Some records
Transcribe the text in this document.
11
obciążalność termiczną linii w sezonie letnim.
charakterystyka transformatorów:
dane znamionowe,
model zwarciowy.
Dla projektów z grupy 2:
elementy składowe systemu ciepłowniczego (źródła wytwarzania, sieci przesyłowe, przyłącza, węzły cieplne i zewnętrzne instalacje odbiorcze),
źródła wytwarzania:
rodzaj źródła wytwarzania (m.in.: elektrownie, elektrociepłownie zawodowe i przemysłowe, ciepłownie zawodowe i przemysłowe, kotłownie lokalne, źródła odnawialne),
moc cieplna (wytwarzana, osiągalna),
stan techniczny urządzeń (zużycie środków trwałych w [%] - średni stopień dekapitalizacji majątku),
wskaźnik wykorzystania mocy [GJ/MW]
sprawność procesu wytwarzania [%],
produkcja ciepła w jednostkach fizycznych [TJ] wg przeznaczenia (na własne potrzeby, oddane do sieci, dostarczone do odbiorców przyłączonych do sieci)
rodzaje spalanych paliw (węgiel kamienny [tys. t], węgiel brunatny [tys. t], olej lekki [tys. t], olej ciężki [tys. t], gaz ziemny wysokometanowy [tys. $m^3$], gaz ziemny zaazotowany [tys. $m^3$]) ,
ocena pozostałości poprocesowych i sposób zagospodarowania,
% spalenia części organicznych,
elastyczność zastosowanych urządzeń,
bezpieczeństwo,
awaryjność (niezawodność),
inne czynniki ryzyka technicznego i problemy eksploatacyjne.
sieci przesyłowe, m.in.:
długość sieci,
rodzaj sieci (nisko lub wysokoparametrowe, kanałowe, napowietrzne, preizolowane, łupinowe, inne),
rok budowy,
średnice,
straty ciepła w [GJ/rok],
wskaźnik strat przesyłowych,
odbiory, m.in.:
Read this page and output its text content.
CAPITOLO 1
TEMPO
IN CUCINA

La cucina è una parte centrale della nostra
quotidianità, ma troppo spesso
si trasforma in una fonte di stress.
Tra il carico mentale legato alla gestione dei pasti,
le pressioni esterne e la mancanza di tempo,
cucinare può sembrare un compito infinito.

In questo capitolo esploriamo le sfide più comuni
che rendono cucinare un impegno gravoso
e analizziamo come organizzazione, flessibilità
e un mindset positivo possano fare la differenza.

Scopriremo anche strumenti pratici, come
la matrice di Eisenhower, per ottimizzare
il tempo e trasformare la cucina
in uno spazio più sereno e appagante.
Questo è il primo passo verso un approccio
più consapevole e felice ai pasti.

• What is required:
Every line of the data above should be reproduced word for word.

• Full solution:
Transcribe the text in this document.
11
obciążalność termiczną linii w sezonie letnim.
charakterystyka transformatorów:
dane znamionowe,
model zwarciowy.
Dla projektów z grupy 2:
elementy składowe systemu ciepłowniczego (źródła wytwarzania, sieci przesyłowe, przyłącza, węzły cieplne i zewnętrzne instalacje odbiorcze),
źródła wytwarzania:
rodzaj źródła wytwarzania (m.in.: elektrownie, elektrociepłownie zawodowe i przemysłowe, ciepłownie zawodowe i przemysłowe, kotłownie lokalne, źródła odnawialne),
moc cieplna (wytwarzana, osiągalna),
stan techniczny urządzeń (zużycie środków trwałych w [%] - średni stopień dekapitalizacji majątku),
wskaźnik wykorzystania mocy [GJ/MW]
sprawność procesu wytwarzania [%],
produkcja ciepła w jednostkach fizycznych [TJ] wg przeznaczenia (na własne potrzeby, oddane do sieci, dostarczone do odbiorców przyłączonych do sieci)
rodzaje spalanych paliw (węgiel kamienny [tys. t], węgiel brunatny [tys. t], olej lekki [tys. t], olej ciężki [tys. t], gaz ziemny wysokometanowy [tys. $m^3$], gaz ziemny zaazotowany [tys. $m^3$]) ,
ocena pozostałości poprocesowych i sposób zagospodarowania,
% spalenia części organicznych,
elastyczność zastosowanych urządzeń,
bezpieczeństwo,
awaryjność (niezawodność),
inne czynniki ryzyka technicznego i problemy eksploatacyjne.
sieci przesyłowe, m.in.:
długość sieci,
rodzaj sieci (nisko lub wysokoparametrowe, kanałowe, napowietrzne, preizolowane, łupinowe, inne),
rok budowy,
średnice,
straty ciepła w [GJ/rok],
wskaźnik strat przesyłowych,
odbiory, m.in.:
Read this page and output its text content.
CAPITOLO 1
TEMPO
IN CUCINA

La cucina è una parte centrale della nostra
quotidianità, ma troppo spesso
si trasforma in una fonte di stress.
Tra il carico mentale legato alla gestione dei pasti,
le pressioni esterne e la mancanza di tempo,
cucinare può sembrare un compito infinito.

In questo capitolo esploriamo le sfide più comuni
che rendono cucinare un impegno gravoso
e analizziamo come organizzazione, flessibilità
e un mindset positivo possano fare la differenza.

Scopriremo anche strumenti pratici, come
la matrice di Eisenhower, per ottimizzare
il tempo e trasformare la cucina
in uno spazio più sereno e appagante.
Questo è il primo passo verso un approccio
più consapevole e felice ai pasti.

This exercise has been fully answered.